EXERCISE DESCRIPTION ->
Leave out the images; return the rest of the data exactly.

========================

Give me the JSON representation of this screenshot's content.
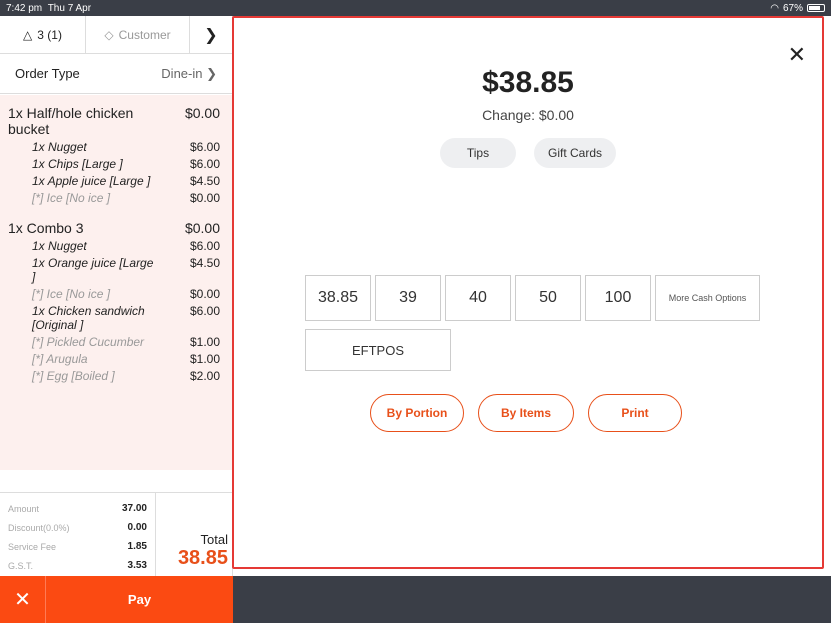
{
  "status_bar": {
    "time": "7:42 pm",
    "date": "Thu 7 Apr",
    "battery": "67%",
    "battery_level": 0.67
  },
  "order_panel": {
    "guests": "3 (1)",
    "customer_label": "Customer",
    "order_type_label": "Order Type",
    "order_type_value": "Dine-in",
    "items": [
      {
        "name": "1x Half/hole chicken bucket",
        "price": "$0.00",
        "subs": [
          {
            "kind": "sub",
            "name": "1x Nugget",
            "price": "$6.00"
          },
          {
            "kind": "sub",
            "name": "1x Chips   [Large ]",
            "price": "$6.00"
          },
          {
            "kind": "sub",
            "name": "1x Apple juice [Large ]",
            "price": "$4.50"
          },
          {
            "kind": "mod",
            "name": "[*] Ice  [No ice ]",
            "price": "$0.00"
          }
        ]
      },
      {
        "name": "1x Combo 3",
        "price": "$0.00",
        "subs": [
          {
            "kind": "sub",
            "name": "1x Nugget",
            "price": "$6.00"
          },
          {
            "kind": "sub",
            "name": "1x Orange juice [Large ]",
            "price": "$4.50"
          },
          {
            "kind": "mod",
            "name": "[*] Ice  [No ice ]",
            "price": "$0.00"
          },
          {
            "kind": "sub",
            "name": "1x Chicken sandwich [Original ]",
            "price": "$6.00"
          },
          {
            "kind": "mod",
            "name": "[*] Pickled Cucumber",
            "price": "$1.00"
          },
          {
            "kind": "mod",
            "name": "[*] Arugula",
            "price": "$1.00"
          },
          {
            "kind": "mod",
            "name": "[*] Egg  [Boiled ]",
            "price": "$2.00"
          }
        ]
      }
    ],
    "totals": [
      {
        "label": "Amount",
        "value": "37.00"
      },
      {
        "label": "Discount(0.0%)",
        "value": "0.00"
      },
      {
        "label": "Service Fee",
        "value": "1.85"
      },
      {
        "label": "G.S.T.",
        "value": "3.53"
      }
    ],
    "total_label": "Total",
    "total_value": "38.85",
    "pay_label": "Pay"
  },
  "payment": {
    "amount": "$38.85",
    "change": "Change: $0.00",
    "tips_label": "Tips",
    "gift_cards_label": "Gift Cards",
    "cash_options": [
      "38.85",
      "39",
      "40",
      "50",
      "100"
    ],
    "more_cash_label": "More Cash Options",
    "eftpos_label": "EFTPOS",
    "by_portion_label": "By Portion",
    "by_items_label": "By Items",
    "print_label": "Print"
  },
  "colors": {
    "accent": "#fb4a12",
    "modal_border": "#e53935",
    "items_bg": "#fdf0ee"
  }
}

========================

EXERCISE RESPONSE ->
Give me the JSON representation of this screenshot's content.
{
  "status_bar": {
    "time": "7:42 pm",
    "date": "Thu 7 Apr",
    "battery": "67%",
    "battery_level": 0.67
  },
  "order_panel": {
    "guests": "3 (1)",
    "customer_label": "Customer",
    "order_type_label": "Order Type",
    "order_type_value": "Dine-in",
    "items": [
      {
        "name": "1x Half/hole chicken bucket",
        "price": "$0.00",
        "subs": [
          {
            "kind": "sub",
            "name": "1x Nugget",
            "price": "$6.00"
          },
          {
            "kind": "sub",
            "name": "1x Chips   [Large ]",
            "price": "$6.00"
          },
          {
            "kind": "sub",
            "name": "1x Apple juice [Large ]",
            "price": "$4.50"
          },
          {
            "kind": "mod",
            "name": "[*] Ice  [No ice ]",
            "price": "$0.00"
          }
        ]
      },
      {
        "name": "1x Combo 3",
        "price": "$0.00",
        "subs": [
          {
            "kind": "sub",
            "name": "1x Nugget",
            "price": "$6.00"
          },
          {
            "kind": "sub",
            "name": "1x Orange juice [Large ]",
            "price": "$4.50"
          },
          {
            "kind": "mod",
            "name": "[*] Ice  [No ice ]",
            "price": "$0.00"
          },
          {
            "kind": "sub",
            "name": "1x Chicken sandwich [Original ]",
            "price": "$6.00"
          },
          {
            "kind": "mod",
            "name": "[*] Pickled Cucumber",
            "price": "$1.00"
          },
          {
            "kind": "mod",
            "name": "[*] Arugula",
            "price": "$1.00"
          },
          {
            "kind": "mod",
            "name": "[*] Egg  [Boiled ]",
            "price": "$2.00"
          }
        ]
      }
    ],
    "totals": [
      {
        "label": "Amount",
        "value": "37.00"
      },
      {
        "label": "Discount(0.0%)",
        "value": "0.00"
      },
      {
        "label": "Service Fee",
        "value": "1.85"
      },
      {
        "label": "G.S.T.",
        "value": "3.53"
      }
    ],
    "total_label": "Total",
    "total_value": "38.85",
    "pay_label": "Pay"
  },
  "payment": {
    "amount": "$38.85",
    "change": "Change: $0.00",
    "tips_label": "Tips",
    "gift_cards_label": "Gift Cards",
    "cash_options": [
      "38.85",
      "39",
      "40",
      "50",
      "100"
    ],
    "more_cash_label": "More Cash Options",
    "eftpos_label": "EFTPOS",
    "by_portion_label": "By Portion",
    "by_items_label": "By Items",
    "print_label": "Print"
  },
  "colors": {
    "accent": "#fb4a12",
    "modal_border": "#e53935",
    "items_bg": "#fdf0ee"
  }
}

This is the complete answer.